Reproduce each line exactly, including spacing and punctuation.

# Material for this exercise
—————

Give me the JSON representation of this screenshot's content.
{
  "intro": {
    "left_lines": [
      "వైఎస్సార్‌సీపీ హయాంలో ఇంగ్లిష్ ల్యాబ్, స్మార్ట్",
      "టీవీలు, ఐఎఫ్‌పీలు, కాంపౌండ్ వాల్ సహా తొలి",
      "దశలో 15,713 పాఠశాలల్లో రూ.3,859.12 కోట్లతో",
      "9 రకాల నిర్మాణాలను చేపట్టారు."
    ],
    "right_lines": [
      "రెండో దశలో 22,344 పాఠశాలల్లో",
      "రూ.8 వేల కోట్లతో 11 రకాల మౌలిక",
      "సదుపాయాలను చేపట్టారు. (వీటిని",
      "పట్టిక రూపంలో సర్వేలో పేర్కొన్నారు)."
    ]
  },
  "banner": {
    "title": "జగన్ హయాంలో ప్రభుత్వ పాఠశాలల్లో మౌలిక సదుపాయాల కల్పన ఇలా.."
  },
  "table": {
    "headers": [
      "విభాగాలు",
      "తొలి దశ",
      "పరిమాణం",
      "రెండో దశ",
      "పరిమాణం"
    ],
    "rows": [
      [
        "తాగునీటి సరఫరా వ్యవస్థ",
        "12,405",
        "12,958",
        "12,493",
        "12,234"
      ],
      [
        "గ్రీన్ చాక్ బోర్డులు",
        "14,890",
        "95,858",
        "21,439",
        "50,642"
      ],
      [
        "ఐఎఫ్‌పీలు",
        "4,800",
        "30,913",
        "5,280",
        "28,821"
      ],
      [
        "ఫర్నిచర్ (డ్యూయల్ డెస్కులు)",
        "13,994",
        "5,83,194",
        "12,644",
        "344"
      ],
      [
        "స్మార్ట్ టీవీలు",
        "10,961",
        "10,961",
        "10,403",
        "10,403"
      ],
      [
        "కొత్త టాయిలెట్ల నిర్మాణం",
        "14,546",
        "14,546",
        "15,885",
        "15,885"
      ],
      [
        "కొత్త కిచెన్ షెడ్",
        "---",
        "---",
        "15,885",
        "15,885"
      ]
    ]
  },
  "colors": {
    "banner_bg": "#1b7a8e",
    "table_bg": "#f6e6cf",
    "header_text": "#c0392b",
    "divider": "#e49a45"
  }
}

—————

# Reply to the task
Give me the JSON representation of this screenshot's content.
{
  "intro": {
    "left_lines": [
      "వైఎస్సార్‌సీపీ హయాంలో ఇంగ్లిష్ ల్యాబ్, స్మార్ట్",
      "టీవీలు, ఐఎఫ్‌పీలు, కాంపౌండ్ వాల్ సహా తొలి",
      "దశలో 15,713 పాఠశాలల్లో రూ.3,859.12 కోట్లతో",
      "9 రకాల నిర్మాణాలను చేపట్టారు."
    ],
    "right_lines": [
      "రెండో దశలో 22,344 పాఠశాలల్లో",
      "రూ.8 వేల కోట్లతో 11 రకాల మౌలిక",
      "సదుపాయాలను చేపట్టారు. (వీటిని",
      "పట్టిక రూపంలో సర్వేలో పేర్కొన్నారు)."
    ]
  },
  "banner": {
    "title": "జగన్ హయాంలో ప్రభుత్వ పాఠశాలల్లో మౌలిక సదుపాయాల కల్పన ఇలా.."
  },
  "table": {
    "headers": [
      "విభాగాలు",
      "తొలి దశ",
      "పరిమాణం",
      "రెండో దశ",
      "పరిమాణం"
    ],
    "rows": [
      [
        "తాగునీటి సరఫరా వ్యవస్థ",
        "12,405",
        "12,958",
        "12,493",
        "12,234"
      ],
      [
        "గ్రీన్ చాక్ బోర్డులు",
        "14,890",
        "95,858",
        "21,439",
        "50,642"
      ],
      [
        "ఐఎఫ్‌పీలు",
        "4,800",
        "30,913",
        "5,280",
        "28,821"
      ],
      [
        "ఫర్నిచర్ (డ్యూయల్ డెస్కులు)",
        "13,994",
        "5,83,194",
        "12,644",
        "344"
      ],
      [
        "స్మార్ట్ టీవీలు",
        "10,961",
        "10,961",
        "10,403",
        "10,403"
      ],
      [
        "కొత్త టాయిలెట్ల నిర్మాణం",
        "14,546",
        "14,546",
        "15,885",
        "15,885"
      ],
      [
        "కొత్త కిచెన్ షెడ్",
        "---",
        "---",
        "15,885",
        "15,885"
      ]
    ]
  },
  "colors": {
    "banner_bg": "#1b7a8e",
    "table_bg": "#f6e6cf",
    "header_text": "#c0392b",
    "divider": "#e49a45"
  }
}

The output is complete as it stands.